> _Data shown_:

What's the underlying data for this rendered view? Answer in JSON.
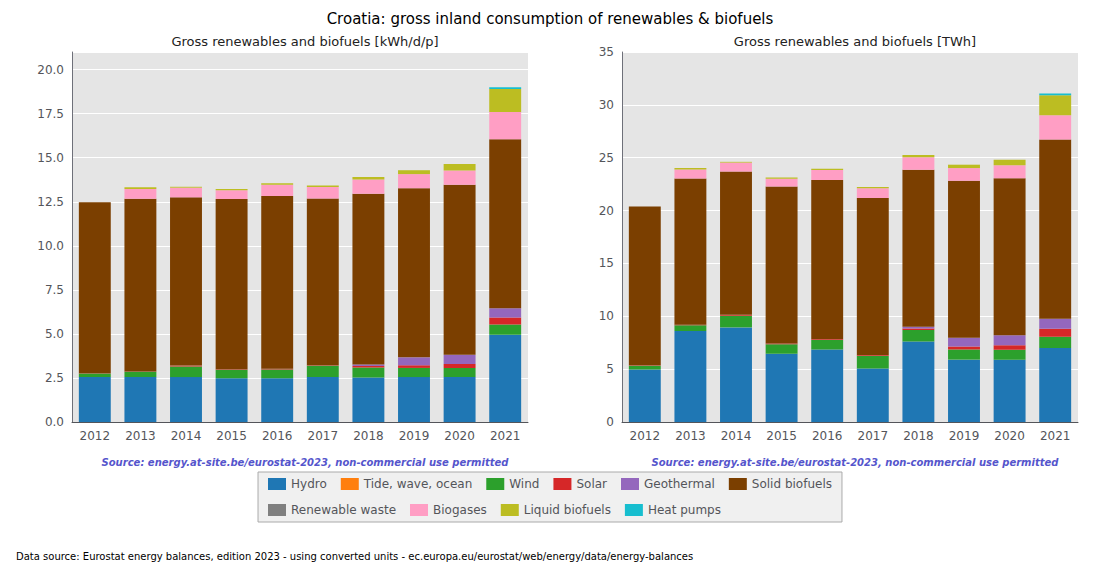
{
  "title": "Croatia: gross inland consumption of renewables & biofuels",
  "annotations": [
    "Data source: Eurostat energy balances, edition 2023 - using converted units - ec.europa.eu/eurostat/web/energy/data/energy-balances"
  ],
  "legend": "bottom",
  "chart_data": [
    {
      "type": "bar",
      "title": "Gross renewables and biofuels [kWh/d/p]",
      "annotations": [
        "Source: energy.at-site.be/eurostat-2023, non-commercial use permitted"
      ],
      "stacked": true,
      "grid": true,
      "categories": [
        "2012",
        "2013",
        "2014",
        "2015",
        "2016",
        "2017",
        "2018",
        "2019",
        "2020",
        "2021"
      ],
      "ylim": [
        0,
        21
      ],
      "yticks": [
        {
          "value": 0,
          "label": "0.0"
        },
        2.5,
        {
          "value": 5,
          "label": "5.0"
        },
        7.5,
        {
          "value": 10,
          "label": "10.0"
        },
        12.5,
        {
          "value": 15,
          "label": "15.0"
        },
        17.5,
        {
          "value": 20,
          "label": "20.0"
        }
      ],
      "series": [
        {
          "name": "Hydro",
          "color": "#1f77b4",
          "values": [
            2.55,
            2.55,
            2.55,
            2.48,
            2.48,
            2.55,
            2.52,
            2.55,
            2.55,
            4.95
          ]
        },
        {
          "name": "Tide, wave, ocean",
          "color": "#ff7f0e",
          "values": [
            0.0,
            0.0,
            0.0,
            0.0,
            0.0,
            0.0,
            0.0,
            0.0,
            0.0,
            0.0
          ]
        },
        {
          "name": "Wind",
          "color": "#2ca02c",
          "values": [
            0.2,
            0.3,
            0.6,
            0.48,
            0.5,
            0.65,
            0.58,
            0.52,
            0.52,
            0.58
          ]
        },
        {
          "name": "Solar",
          "color": "#d62728",
          "values": [
            0.02,
            0.02,
            0.05,
            0.04,
            0.04,
            0.04,
            0.08,
            0.15,
            0.22,
            0.4
          ]
        },
        {
          "name": "Geothermal",
          "color": "#9467bd",
          "values": [
            0.0,
            0.0,
            0.0,
            0.0,
            0.0,
            0.0,
            0.08,
            0.45,
            0.52,
            0.52
          ]
        },
        {
          "name": "Solid biofuels",
          "color": "#7B3F00",
          "values": [
            9.7,
            9.8,
            9.55,
            9.65,
            9.8,
            9.45,
            9.7,
            9.6,
            9.65,
            9.6
          ]
        },
        {
          "name": "Renewable waste",
          "color": "#808080",
          "values": [
            0.0,
            0.0,
            0.0,
            0.0,
            0.0,
            0.0,
            0.0,
            0.0,
            0.0,
            0.0
          ]
        },
        {
          "name": "Biogases",
          "color": "#ff9ec4",
          "values": [
            0.0,
            0.55,
            0.55,
            0.5,
            0.65,
            0.65,
            0.8,
            0.8,
            0.82,
            1.55
          ]
        },
        {
          "name": "Liquid biofuels",
          "color": "#bcbd22",
          "values": [
            0.0,
            0.1,
            0.05,
            0.08,
            0.08,
            0.08,
            0.14,
            0.22,
            0.36,
            1.3
          ]
        },
        {
          "name": "Heat pumps",
          "color": "#17becf",
          "values": [
            0.0,
            0.0,
            0.0,
            0.0,
            0.0,
            0.0,
            0.0,
            0.0,
            0.0,
            0.1
          ]
        }
      ]
    },
    {
      "type": "bar",
      "title": "Gross renewables and biofuels [TWh]",
      "annotations": [
        "Source: energy.at-site.be/eurostat-2023, non-commercial use permitted"
      ],
      "stacked": true,
      "grid": true,
      "categories": [
        "2012",
        "2013",
        "2014",
        "2015",
        "2016",
        "2017",
        "2018",
        "2019",
        "2020",
        "2021"
      ],
      "ylim": [
        0,
        35
      ],
      "yticks": [
        0,
        5,
        10,
        15,
        20,
        25,
        30,
        35
      ],
      "series": [
        {
          "name": "Hydro",
          "color": "#1f77b4",
          "values": [
            4.97,
            8.6,
            8.95,
            6.45,
            6.85,
            5.05,
            7.62,
            5.9,
            5.88,
            7.0
          ]
        },
        {
          "name": "Tide, wave, ocean",
          "color": "#ff7f0e",
          "values": [
            0.0,
            0.0,
            0.0,
            0.0,
            0.0,
            0.0,
            0.0,
            0.0,
            0.0,
            0.0
          ]
        },
        {
          "name": "Wind",
          "color": "#2ca02c",
          "values": [
            0.38,
            0.55,
            1.1,
            0.9,
            0.93,
            1.21,
            1.08,
            0.96,
            0.96,
            1.07
          ]
        },
        {
          "name": "Solar",
          "color": "#d62728",
          "values": [
            0.04,
            0.04,
            0.09,
            0.07,
            0.07,
            0.07,
            0.15,
            0.28,
            0.41,
            0.74
          ]
        },
        {
          "name": "Geothermal",
          "color": "#9467bd",
          "values": [
            0.0,
            0.0,
            0.0,
            0.0,
            0.0,
            0.0,
            0.15,
            0.83,
            0.96,
            0.96
          ]
        },
        {
          "name": "Solid biofuels",
          "color": "#7B3F00",
          "values": [
            15.0,
            13.85,
            13.55,
            14.85,
            15.05,
            14.85,
            14.85,
            14.85,
            14.85,
            16.95
          ]
        },
        {
          "name": "Renewable waste",
          "color": "#808080",
          "values": [
            0.0,
            0.0,
            0.0,
            0.0,
            0.0,
            0.0,
            0.0,
            0.0,
            0.0,
            0.0
          ]
        },
        {
          "name": "Biogases",
          "color": "#ff9ec4",
          "values": [
            0.0,
            0.85,
            0.85,
            0.73,
            0.93,
            0.93,
            1.2,
            1.2,
            1.22,
            2.3
          ]
        },
        {
          "name": "Liquid biofuels",
          "color": "#bcbd22",
          "values": [
            0.0,
            0.14,
            0.07,
            0.12,
            0.12,
            0.12,
            0.21,
            0.32,
            0.53,
            1.9
          ]
        },
        {
          "name": "Heat pumps",
          "color": "#17becf",
          "values": [
            0.0,
            0.0,
            0.0,
            0.0,
            0.0,
            0.0,
            0.0,
            0.0,
            0.0,
            0.15
          ]
        }
      ]
    }
  ]
}
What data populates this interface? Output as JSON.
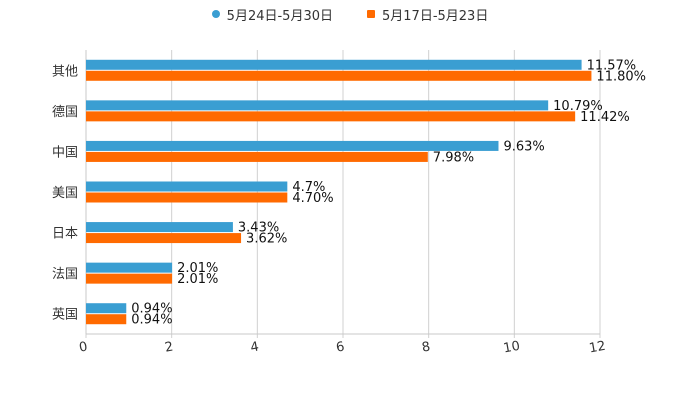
{
  "chart_data": {
    "type": "bar",
    "orientation": "horizontal",
    "categories": [
      "其他",
      "德国",
      "中国",
      "美国",
      "日本",
      "法国",
      "英国"
    ],
    "series": [
      {
        "name": "5月24日-5月30日",
        "color": "#3a9ed2",
        "values": [
          11.57,
          10.79,
          9.63,
          4.7,
          3.43,
          2.01,
          0.94
        ],
        "labels": [
          "11.57%",
          "10.79%",
          "9.63%",
          "4.7%",
          "3.43%",
          "2.01%",
          "0.94%"
        ]
      },
      {
        "name": "5月17日-5月23日",
        "color": "#ff6a00",
        "values": [
          11.8,
          11.42,
          7.98,
          4.7,
          3.62,
          2.01,
          0.94
        ],
        "labels": [
          "11.80%",
          "11.42%",
          "7.98%",
          "4.70%",
          "3.62%",
          "2.01%",
          "0.94%"
        ]
      }
    ],
    "xlim": [
      0,
      12
    ],
    "xticks": [
      "0",
      "2",
      "4",
      "6",
      "8",
      "10",
      "12"
    ],
    "grid": true,
    "legend_position": "top-center",
    "title": "",
    "xlabel": "",
    "ylabel": ""
  }
}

> _Your goal_: Give the count of lines containing "JSON", with no added text.

> _Completed task_: 2